As mentioned in the previous study, Psalms 9 and 10 may have been originally one psalm.  However, they each have their own tone which makes it appropriate to separate them.  Whereas Psalm 9 mostly praises God and gives thanks for His mighty works in the face of evil, Psalm 10 is more of a cry of the oppressed for deliverance.  Additionally, the acrostic pattern (see the previous study) is still present and begins more or less where Psalm 9 left off, but it is harder to see in this psalm.  Therefore, it is probably best to treat them as two separate psalms, perhaps composed at the same time.

Why, LORD, do you stand far off?  Why do you close [your eyes] in times of distress?

In arrogance, the wicked burn after the poor.  Let them be seized in the plots which they have devised.

David opens this psalm with a clear cry of distress to the Lord.  There are certainly times in any believer’s life when God seems to be distant.  This is, of course, only an expression.  If God were truly far off, David would not pray.  That he prays to the Lord in his distress is a sign of faith, because he knows that God will answer.  Yet God seems to have shut His eyes to trouble.  Why is this happening to me?

The word translated here as “burn” can also mean to pursue, but it carries with it the idea of a fire.  Like a wildfire burning across the land, the fire of the wicked pursues the godly.  Nebuchadnezzar attempts to burn the three young men in the exceptionally hot furnace (Daniel 3).  One can also think of the many martyrs burned in more recent centuries at the stake as another example of this.  Yet David calls on God to turn their evil back on their heads.  Give me justice, O Lord!

For the wicked praises on account of the desires of his soul, and blesses the robber, spurns the LORD.

..........

Task to complete. Translate this sentence from the Psalm 10 study into Spanish: "There are certainly times in any believer’s life when God seems to be distant."

..........

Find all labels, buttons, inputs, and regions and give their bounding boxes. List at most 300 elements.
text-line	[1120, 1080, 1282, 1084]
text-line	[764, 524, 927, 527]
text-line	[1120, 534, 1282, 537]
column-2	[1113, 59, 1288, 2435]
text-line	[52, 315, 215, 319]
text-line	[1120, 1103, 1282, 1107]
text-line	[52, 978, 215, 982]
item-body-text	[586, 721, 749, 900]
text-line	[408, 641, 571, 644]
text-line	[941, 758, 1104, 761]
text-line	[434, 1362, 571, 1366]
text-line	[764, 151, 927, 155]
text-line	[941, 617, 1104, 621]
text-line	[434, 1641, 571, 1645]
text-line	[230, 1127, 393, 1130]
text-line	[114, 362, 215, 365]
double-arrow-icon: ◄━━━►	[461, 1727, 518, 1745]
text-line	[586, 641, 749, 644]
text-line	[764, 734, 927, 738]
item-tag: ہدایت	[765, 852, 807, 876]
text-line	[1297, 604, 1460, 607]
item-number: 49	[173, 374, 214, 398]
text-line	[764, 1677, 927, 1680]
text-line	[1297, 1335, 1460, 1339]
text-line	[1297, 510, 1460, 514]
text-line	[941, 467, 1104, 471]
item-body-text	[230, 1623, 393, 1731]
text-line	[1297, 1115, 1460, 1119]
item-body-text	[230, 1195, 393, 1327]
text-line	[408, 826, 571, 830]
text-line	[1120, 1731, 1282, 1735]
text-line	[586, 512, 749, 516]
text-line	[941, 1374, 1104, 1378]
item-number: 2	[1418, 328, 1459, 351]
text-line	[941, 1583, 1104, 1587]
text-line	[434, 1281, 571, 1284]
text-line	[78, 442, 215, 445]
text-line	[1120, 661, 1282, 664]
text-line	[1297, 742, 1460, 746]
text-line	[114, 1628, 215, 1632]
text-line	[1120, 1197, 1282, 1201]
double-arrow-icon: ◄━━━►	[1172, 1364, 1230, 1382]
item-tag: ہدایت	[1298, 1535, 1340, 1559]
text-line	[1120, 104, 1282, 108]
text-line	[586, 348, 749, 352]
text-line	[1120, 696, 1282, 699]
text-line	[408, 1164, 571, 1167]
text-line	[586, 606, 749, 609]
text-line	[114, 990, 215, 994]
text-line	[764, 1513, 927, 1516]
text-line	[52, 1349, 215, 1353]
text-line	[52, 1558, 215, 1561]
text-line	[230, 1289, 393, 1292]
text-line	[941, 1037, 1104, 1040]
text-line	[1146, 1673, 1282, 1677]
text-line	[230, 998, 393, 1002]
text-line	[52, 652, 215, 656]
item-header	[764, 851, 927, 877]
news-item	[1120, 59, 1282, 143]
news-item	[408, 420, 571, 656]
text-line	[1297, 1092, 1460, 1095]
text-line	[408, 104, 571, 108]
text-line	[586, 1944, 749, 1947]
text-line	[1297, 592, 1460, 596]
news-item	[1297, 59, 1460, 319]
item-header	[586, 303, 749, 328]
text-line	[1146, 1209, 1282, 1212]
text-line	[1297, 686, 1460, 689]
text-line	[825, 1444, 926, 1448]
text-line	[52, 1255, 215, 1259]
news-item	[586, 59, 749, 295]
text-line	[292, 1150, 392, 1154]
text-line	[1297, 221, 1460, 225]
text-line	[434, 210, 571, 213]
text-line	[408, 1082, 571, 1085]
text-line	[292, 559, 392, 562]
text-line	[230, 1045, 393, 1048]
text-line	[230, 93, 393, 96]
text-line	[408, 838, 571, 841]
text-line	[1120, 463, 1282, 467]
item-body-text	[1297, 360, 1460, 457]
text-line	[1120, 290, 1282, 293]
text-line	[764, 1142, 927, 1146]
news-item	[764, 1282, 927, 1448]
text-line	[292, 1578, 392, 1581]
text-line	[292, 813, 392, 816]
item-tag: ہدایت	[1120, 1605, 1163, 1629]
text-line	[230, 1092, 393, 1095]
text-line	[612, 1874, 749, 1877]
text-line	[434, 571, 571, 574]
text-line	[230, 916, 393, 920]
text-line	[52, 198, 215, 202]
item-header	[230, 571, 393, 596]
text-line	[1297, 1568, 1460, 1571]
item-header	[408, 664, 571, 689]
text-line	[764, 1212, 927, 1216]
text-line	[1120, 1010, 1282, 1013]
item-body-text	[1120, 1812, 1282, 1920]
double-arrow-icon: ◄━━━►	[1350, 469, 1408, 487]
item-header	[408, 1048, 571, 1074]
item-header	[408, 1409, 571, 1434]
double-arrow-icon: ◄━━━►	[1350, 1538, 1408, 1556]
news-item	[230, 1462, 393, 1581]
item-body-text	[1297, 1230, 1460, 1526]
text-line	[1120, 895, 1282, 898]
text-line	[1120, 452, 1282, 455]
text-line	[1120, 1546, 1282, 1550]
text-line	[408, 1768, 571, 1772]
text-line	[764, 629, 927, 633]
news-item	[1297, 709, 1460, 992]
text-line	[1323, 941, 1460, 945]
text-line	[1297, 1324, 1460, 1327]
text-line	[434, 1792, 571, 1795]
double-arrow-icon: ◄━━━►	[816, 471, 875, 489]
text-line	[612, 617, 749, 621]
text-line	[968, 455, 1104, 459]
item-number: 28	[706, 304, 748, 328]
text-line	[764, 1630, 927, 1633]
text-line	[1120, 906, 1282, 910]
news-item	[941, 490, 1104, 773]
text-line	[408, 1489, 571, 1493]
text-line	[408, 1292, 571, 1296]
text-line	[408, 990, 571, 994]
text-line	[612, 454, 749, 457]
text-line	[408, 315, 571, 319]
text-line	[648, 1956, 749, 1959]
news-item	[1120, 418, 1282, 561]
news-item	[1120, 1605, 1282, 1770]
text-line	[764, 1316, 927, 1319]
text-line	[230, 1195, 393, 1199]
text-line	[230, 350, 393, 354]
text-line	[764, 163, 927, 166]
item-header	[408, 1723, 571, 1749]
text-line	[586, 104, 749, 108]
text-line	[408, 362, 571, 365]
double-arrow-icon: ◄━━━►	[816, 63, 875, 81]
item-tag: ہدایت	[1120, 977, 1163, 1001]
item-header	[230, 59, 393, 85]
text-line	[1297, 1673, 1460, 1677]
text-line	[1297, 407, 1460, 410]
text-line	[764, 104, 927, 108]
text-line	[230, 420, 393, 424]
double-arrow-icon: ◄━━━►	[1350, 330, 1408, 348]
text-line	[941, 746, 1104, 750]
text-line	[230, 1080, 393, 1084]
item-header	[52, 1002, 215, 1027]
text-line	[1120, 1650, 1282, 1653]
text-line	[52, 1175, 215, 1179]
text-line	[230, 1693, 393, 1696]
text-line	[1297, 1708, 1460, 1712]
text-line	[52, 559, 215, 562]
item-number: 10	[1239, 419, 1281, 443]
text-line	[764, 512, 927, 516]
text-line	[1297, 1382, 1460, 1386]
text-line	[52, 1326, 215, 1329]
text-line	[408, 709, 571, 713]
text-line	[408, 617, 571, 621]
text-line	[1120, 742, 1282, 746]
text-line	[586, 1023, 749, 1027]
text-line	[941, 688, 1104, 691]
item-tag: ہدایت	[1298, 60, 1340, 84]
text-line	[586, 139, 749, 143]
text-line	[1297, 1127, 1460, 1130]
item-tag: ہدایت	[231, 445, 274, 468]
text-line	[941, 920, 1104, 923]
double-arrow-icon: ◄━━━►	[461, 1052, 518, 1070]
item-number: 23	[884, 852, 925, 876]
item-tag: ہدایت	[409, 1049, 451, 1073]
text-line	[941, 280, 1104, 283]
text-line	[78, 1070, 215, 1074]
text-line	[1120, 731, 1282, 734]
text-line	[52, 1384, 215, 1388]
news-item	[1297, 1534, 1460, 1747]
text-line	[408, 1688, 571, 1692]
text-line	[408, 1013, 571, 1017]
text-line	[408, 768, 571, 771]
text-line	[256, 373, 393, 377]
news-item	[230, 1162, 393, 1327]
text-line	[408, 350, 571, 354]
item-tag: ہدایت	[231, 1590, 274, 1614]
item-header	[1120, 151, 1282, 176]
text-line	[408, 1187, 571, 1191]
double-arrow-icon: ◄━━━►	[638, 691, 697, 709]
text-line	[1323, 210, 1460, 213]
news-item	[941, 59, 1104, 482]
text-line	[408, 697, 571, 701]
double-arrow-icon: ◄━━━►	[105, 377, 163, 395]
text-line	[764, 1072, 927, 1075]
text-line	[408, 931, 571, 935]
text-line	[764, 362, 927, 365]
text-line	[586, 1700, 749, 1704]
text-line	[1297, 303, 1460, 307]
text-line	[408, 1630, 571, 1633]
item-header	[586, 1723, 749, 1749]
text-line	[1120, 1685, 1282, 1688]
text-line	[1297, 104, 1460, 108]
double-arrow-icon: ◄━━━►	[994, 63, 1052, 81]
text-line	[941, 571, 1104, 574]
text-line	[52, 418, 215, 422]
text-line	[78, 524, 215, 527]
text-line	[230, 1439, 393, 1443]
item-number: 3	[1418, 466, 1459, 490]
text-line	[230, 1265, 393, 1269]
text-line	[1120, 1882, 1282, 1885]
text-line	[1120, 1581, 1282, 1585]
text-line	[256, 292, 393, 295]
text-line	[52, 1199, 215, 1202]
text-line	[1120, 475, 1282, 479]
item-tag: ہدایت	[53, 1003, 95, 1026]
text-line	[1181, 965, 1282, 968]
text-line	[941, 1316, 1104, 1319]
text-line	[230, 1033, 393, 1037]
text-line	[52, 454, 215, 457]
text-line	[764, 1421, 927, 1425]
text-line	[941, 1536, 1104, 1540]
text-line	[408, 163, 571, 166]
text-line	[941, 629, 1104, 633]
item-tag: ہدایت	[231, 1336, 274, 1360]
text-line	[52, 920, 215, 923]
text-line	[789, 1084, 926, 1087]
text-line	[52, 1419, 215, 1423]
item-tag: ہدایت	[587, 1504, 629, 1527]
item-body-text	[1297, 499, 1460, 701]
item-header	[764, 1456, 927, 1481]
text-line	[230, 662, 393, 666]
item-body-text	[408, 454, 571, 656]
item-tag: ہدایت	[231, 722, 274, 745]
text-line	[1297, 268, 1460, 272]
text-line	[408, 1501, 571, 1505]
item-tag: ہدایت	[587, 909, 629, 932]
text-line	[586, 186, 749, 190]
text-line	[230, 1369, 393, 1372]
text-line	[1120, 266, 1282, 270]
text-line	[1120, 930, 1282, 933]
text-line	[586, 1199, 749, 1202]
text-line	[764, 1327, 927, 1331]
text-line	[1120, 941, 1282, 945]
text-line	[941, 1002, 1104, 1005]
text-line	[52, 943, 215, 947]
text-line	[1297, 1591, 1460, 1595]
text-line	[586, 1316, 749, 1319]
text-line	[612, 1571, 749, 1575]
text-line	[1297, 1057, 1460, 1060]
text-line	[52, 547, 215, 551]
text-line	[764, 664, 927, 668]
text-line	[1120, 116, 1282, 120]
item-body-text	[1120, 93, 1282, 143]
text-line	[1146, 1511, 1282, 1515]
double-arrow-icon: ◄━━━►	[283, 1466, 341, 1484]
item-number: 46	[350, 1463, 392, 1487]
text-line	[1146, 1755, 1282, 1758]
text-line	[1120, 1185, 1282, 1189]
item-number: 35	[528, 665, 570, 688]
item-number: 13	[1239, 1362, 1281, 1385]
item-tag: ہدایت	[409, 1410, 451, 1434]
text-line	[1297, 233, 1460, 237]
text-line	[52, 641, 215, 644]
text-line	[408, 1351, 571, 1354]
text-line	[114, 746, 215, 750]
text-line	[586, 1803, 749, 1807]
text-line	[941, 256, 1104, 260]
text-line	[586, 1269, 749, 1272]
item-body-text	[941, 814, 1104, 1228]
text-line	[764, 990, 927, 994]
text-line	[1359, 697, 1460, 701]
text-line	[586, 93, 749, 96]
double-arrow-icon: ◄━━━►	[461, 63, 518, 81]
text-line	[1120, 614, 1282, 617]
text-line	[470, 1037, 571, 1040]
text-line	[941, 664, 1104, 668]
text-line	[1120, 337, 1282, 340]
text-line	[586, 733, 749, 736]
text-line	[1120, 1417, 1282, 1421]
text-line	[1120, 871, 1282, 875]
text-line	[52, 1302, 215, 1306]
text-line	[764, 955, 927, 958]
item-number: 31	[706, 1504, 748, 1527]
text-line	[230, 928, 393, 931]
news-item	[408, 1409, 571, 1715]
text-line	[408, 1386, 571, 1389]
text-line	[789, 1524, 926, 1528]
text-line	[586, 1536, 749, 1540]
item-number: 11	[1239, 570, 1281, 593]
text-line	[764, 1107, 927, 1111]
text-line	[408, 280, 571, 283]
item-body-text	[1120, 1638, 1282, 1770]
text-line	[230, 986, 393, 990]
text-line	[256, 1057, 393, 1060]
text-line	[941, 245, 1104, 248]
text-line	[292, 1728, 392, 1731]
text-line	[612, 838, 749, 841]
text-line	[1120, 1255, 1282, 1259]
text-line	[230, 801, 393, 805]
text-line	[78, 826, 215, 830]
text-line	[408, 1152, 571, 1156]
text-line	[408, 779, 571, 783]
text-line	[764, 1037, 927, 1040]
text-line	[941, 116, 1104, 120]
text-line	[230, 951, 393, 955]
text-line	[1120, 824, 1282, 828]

..........

Written answer. Sin duda hay momentos en la vida de todo creyente en los que Dios parece estar lejos.